━━━━━ Stored records ━━━━━

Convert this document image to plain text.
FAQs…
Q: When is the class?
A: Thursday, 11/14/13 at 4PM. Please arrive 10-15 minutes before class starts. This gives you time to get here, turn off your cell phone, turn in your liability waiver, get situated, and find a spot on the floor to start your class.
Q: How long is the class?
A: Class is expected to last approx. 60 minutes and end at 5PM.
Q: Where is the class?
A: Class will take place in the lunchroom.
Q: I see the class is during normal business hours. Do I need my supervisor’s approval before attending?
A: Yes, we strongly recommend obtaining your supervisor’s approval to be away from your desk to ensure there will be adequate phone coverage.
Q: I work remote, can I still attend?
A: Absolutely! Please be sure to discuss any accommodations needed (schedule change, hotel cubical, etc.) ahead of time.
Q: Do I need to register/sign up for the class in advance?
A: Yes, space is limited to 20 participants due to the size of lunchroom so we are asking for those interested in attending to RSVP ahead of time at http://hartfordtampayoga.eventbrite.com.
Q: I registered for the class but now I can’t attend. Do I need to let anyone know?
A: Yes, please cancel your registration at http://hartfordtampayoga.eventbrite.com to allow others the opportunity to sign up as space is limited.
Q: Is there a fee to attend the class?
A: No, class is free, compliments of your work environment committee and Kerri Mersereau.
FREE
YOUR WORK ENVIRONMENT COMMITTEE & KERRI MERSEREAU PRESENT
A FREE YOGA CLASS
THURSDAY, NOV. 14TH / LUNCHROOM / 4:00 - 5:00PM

━━━━━

◆ What the exercise asks ◆
Find every line in the records that has the string "eventbrite", then state how many there are and nothing else.

◆ Answer in full ◆
2